Written instruction –
Search the material below for the word "Tacoctane" and copy every line in which it occurs.

Records for this exercise –
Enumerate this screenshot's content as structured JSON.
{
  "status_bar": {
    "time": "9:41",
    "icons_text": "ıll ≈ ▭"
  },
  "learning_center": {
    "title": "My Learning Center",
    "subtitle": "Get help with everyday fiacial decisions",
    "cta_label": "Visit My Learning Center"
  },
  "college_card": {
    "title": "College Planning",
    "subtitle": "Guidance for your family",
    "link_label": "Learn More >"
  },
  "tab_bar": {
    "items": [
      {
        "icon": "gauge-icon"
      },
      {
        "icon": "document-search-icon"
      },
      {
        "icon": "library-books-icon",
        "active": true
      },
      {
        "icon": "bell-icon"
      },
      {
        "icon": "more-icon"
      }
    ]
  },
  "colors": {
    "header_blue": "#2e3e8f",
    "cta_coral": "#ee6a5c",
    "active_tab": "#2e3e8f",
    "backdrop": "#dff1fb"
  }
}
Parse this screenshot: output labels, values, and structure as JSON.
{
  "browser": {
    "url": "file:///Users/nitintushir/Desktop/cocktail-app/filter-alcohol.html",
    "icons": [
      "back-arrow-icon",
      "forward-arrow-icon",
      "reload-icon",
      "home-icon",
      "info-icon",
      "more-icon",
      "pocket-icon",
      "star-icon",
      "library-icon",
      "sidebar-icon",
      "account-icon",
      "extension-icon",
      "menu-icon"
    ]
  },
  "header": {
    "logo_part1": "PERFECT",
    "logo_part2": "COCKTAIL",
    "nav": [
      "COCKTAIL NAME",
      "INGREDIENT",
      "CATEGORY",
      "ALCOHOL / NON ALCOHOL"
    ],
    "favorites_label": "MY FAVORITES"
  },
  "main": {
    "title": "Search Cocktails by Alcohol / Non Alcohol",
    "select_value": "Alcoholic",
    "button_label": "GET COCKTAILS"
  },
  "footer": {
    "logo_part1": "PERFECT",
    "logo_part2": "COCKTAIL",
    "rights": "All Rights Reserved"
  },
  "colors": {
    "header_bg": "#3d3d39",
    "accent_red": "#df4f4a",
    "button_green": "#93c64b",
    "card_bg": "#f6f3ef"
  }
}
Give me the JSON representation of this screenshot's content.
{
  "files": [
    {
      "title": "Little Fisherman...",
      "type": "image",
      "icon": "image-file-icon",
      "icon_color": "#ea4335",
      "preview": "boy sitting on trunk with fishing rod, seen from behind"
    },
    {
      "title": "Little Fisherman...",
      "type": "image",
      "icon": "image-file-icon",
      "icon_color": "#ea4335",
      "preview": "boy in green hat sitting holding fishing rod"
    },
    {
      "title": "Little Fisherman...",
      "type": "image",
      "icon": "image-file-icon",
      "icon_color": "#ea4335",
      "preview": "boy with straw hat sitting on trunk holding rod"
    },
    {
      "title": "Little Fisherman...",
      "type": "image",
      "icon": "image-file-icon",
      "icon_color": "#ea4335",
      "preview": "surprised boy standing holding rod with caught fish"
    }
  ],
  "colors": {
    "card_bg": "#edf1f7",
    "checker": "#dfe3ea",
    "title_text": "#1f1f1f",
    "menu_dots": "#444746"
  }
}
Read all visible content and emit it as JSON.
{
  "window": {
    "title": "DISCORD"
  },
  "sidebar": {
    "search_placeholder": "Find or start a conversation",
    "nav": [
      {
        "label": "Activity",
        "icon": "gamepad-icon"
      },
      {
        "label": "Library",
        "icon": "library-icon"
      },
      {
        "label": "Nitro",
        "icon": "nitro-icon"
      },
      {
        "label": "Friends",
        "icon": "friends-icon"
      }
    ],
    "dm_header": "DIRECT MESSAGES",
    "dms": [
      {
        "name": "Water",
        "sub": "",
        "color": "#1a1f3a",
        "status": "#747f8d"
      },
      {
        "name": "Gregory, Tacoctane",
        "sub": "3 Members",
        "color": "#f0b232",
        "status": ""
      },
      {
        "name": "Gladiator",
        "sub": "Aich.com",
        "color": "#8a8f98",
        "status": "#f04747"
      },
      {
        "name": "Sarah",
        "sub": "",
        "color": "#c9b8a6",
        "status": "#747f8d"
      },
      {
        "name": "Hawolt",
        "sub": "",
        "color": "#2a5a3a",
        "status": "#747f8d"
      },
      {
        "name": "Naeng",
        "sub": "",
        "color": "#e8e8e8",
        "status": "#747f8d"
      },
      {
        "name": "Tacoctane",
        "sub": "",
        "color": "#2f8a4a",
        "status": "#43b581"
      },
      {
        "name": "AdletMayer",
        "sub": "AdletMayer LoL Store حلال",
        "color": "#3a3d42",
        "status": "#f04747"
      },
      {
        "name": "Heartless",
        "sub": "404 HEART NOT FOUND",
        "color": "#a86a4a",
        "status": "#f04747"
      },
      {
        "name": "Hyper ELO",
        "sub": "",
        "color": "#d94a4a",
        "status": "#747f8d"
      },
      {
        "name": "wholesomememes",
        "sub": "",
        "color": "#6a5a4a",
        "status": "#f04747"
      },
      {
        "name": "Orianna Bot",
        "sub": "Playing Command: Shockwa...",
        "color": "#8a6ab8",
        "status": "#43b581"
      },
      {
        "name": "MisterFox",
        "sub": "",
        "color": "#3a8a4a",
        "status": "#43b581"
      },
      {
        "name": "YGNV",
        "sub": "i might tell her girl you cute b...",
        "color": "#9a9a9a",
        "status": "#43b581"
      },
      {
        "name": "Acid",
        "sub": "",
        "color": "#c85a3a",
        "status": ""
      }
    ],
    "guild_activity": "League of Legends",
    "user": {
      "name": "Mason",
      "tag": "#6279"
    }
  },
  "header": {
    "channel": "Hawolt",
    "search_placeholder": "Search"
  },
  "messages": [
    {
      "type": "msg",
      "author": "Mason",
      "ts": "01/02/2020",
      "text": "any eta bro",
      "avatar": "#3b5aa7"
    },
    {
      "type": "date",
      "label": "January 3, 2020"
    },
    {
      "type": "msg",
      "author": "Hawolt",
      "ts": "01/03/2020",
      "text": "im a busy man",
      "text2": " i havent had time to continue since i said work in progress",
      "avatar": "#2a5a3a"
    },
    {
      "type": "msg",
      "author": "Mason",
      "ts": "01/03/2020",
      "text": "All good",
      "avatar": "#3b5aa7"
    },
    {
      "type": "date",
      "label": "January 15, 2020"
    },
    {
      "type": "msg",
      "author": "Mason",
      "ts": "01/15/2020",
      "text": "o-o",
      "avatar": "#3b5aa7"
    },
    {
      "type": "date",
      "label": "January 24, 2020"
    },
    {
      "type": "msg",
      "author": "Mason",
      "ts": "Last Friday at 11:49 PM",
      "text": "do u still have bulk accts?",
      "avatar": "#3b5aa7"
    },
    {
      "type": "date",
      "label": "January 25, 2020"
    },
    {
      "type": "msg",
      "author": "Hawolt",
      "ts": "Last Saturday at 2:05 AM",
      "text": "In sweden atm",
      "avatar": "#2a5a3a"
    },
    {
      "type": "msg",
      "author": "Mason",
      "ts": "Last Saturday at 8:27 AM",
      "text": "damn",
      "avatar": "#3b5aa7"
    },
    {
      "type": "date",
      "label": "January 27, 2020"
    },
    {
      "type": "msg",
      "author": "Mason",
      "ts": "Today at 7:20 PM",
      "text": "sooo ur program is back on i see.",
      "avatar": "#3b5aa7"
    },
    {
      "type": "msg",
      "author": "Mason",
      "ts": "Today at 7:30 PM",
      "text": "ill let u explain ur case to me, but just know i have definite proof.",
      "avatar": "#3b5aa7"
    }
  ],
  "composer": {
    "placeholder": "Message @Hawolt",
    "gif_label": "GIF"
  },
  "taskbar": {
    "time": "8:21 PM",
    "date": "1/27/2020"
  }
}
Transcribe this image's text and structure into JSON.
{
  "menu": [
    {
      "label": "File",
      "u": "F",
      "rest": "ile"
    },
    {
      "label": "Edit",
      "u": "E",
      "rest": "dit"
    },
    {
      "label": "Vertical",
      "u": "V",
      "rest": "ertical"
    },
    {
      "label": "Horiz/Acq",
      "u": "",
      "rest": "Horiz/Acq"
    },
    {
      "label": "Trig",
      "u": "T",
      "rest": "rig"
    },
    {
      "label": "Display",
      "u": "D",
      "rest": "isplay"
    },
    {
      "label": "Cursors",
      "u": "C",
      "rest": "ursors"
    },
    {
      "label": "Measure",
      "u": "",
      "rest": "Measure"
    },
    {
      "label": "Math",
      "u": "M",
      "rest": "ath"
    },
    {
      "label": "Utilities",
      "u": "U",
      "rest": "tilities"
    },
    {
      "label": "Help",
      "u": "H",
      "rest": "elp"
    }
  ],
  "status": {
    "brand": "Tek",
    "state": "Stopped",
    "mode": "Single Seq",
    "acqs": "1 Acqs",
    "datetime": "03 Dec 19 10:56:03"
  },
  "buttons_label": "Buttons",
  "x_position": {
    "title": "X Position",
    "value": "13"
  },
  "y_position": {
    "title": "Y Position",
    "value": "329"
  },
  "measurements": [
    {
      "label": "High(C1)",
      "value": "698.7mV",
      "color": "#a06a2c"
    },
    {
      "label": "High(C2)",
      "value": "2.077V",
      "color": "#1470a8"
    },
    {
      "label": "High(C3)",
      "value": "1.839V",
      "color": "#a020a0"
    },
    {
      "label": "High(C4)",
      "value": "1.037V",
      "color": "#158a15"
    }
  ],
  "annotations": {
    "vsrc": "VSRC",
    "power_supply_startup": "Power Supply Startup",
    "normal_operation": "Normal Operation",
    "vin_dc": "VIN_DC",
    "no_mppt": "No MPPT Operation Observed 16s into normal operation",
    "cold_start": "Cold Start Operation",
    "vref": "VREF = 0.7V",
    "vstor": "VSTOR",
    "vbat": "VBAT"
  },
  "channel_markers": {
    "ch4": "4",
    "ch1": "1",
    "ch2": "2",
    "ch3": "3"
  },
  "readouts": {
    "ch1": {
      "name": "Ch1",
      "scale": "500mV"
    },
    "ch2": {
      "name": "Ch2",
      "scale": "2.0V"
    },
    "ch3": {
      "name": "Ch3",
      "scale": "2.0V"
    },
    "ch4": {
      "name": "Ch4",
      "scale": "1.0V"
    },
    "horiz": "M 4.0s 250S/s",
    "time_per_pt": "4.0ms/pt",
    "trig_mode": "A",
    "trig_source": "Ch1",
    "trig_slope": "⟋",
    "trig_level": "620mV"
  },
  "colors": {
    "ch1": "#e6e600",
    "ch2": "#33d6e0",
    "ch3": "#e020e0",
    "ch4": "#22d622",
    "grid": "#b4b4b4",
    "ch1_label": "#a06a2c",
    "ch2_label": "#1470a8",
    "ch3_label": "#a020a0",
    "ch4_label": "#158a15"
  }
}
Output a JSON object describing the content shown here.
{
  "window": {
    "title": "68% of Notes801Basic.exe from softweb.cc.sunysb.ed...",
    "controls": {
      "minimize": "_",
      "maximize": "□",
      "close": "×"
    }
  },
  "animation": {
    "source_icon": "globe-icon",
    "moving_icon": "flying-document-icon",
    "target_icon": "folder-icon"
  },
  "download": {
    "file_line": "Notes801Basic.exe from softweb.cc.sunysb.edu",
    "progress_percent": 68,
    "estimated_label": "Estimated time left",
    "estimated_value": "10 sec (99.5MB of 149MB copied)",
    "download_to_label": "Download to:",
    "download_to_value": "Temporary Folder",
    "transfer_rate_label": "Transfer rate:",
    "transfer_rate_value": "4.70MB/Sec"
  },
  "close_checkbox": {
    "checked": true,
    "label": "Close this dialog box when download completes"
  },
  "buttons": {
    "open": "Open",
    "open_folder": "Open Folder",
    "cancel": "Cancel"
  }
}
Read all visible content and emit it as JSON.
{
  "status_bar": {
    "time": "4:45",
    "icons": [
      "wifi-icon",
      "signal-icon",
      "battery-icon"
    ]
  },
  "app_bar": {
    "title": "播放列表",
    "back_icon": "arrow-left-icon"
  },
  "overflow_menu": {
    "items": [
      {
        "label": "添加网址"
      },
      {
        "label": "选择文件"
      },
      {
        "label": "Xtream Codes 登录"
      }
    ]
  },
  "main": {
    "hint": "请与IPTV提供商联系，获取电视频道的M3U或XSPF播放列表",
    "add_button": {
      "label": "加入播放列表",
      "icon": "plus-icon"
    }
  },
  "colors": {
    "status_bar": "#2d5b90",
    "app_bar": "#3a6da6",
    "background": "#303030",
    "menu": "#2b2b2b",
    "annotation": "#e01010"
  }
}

Solved problem –
        "name": "Gregory, Tacoctane",
        "name": "Tacoctane",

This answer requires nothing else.